What to do
Set down each entry from the block beneath, exactly as written.

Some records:

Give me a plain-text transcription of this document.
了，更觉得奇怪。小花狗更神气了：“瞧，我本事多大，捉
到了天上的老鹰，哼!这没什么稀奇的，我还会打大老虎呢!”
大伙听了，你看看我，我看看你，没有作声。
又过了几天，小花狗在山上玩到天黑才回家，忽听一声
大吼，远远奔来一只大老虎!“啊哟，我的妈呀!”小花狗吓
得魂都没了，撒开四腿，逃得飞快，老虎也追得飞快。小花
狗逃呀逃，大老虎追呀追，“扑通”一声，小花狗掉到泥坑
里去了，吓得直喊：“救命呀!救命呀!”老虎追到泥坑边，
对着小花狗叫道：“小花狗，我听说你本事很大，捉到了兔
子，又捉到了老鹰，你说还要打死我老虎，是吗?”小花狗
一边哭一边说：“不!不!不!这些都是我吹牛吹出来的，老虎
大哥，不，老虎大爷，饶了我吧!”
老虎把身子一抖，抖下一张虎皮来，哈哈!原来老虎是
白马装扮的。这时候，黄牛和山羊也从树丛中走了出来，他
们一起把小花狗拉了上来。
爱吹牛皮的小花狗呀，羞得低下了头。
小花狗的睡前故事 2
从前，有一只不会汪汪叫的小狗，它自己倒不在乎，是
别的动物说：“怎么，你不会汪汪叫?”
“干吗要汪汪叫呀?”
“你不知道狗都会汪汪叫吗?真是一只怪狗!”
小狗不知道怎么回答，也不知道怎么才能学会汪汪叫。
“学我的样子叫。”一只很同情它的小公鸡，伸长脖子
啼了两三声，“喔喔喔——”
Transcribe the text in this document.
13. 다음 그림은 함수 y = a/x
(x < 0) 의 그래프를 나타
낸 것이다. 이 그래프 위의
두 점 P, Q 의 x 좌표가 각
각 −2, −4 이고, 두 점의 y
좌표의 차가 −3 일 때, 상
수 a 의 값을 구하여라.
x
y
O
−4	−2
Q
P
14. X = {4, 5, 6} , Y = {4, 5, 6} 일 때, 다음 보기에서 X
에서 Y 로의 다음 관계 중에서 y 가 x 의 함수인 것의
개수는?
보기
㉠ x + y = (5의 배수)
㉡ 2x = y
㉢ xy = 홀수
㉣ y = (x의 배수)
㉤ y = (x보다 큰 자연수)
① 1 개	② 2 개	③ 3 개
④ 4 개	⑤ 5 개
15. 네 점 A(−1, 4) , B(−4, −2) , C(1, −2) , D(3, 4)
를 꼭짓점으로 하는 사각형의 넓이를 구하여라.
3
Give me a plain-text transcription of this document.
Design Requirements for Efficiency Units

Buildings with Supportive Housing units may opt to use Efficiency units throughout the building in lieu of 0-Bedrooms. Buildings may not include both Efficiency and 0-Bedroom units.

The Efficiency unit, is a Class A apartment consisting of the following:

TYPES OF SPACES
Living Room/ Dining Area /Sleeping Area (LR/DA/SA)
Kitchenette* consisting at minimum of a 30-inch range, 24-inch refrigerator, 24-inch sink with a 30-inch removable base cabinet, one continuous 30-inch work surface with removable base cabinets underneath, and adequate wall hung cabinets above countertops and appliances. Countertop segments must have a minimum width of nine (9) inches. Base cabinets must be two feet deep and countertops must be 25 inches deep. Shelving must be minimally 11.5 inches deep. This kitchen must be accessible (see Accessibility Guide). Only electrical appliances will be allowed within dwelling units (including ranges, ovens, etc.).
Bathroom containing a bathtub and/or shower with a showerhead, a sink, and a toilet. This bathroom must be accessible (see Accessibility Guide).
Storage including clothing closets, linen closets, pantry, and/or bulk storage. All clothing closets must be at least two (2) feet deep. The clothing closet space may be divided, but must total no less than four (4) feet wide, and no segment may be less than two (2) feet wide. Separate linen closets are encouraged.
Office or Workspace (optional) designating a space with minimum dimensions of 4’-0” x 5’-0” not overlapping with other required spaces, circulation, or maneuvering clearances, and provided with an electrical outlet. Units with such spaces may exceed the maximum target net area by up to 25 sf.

The output
Give me a plain-text transcription of this document.
了，更觉得奇怪。小花狗更神气了：“瞧，我本事多大，捉
到了天上的老鹰，哼!这没什么稀奇的，我还会打大老虎呢!”
大伙听了，你看看我，我看看你，没有作声。
又过了几天，小花狗在山上玩到天黑才回家，忽听一声
大吼，远远奔来一只大老虎!“啊哟，我的妈呀!”小花狗吓
得魂都没了，撒开四腿，逃得飞快，老虎也追得飞快。小花
狗逃呀逃，大老虎追呀追，“扑通”一声，小花狗掉到泥坑
里去了，吓得直喊：“救命呀!救命呀!”老虎追到泥坑边，
对着小花狗叫道：“小花狗，我听说你本事很大，捉到了兔
子，又捉到了老鹰，你说还要打死我老虎，是吗?”小花狗
一边哭一边说：“不!不!不!这些都是我吹牛吹出来的，老虎
大哥，不，老虎大爷，饶了我吧!”
老虎把身子一抖，抖下一张虎皮来，哈哈!原来老虎是
白马装扮的。这时候，黄牛和山羊也从树丛中走了出来，他
们一起把小花狗拉了上来。
爱吹牛皮的小花狗呀，羞得低下了头。
小花狗的睡前故事 2
从前，有一只不会汪汪叫的小狗，它自己倒不在乎，是
别的动物说：“怎么，你不会汪汪叫?”
“干吗要汪汪叫呀?”
“你不知道狗都会汪汪叫吗?真是一只怪狗!”
小狗不知道怎么回答，也不知道怎么才能学会汪汪叫。
“学我的样子叫。”一只很同情它的小公鸡，伸长脖子
啼了两三声，“喔喔喔——”
Transcribe the text in this document.
13. 다음 그림은 함수 y = a/x
(x < 0) 의 그래프를 나타
낸 것이다. 이 그래프 위의
두 점 P, Q 의 x 좌표가 각
각 −2, −4 이고, 두 점의 y
좌표의 차가 −3 일 때, 상
수 a 의 값을 구하여라.
x
y
O
−4	−2
Q
P
14. X = {4, 5, 6} , Y = {4, 5, 6} 일 때, 다음 보기에서 X
에서 Y 로의 다음 관계 중에서 y 가 x 의 함수인 것의
개수는?
보기
㉠ x + y = (5의 배수)
㉡ 2x = y
㉢ xy = 홀수
㉣ y = (x의 배수)
㉤ y = (x보다 큰 자연수)
① 1 개	② 2 개	③ 3 개
④ 4 개	⑤ 5 개
15. 네 점 A(−1, 4) , B(−4, −2) , C(1, −2) , D(3, 4)
를 꼭짓점으로 하는 사각형의 넓이를 구하여라.
3
Give me a plain-text transcription of this document.
Design Requirements for Efficiency Units

Buildings with Supportive Housing units may opt to use Efficiency units throughout the building in lieu of 0-Bedrooms. Buildings may not include both Efficiency and 0-Bedroom units.

The Efficiency unit, is a Class A apartment consisting of the following:

TYPES OF SPACES
Living Room/ Dining Area /Sleeping Area (LR/DA/SA)
Kitchenette* consisting at minimum of a 30-inch range, 24-inch refrigerator, 24-inch sink with a 30-inch removable base cabinet, one continuous 30-inch work surface with removable base cabinets underneath, and adequate wall hung cabinets above countertops and appliances. Countertop segments must have a minimum width of nine (9) inches. Base cabinets must be two feet deep and countertops must be 25 inches deep. Shelving must be minimally 11.5 inches deep. This kitchen must be accessible (see Accessibility Guide). Only electrical appliances will be allowed within dwelling units (including ranges, ovens, etc.).
Bathroom containing a bathtub and/or shower with a showerhead, a sink, and a toilet. This bathroom must be accessible (see Accessibility Guide).
Storage including clothing closets, linen closets, pantry, and/or bulk storage. All clothing closets must be at least two (2) feet deep. The clothing closet space may be divided, but must total no less than four (4) feet wide, and no segment may be less than two (2) feet wide. Separate linen closets are encouraged.
Office or Workspace (optional) designating a space with minimum dimensions of 4’-0” x 5’-0” not overlapping with other required spaces, circulation, or maneuvering clearances, and provided with an electrical outlet. Units with such spaces may exceed the maximum target net area by up to 25 sf.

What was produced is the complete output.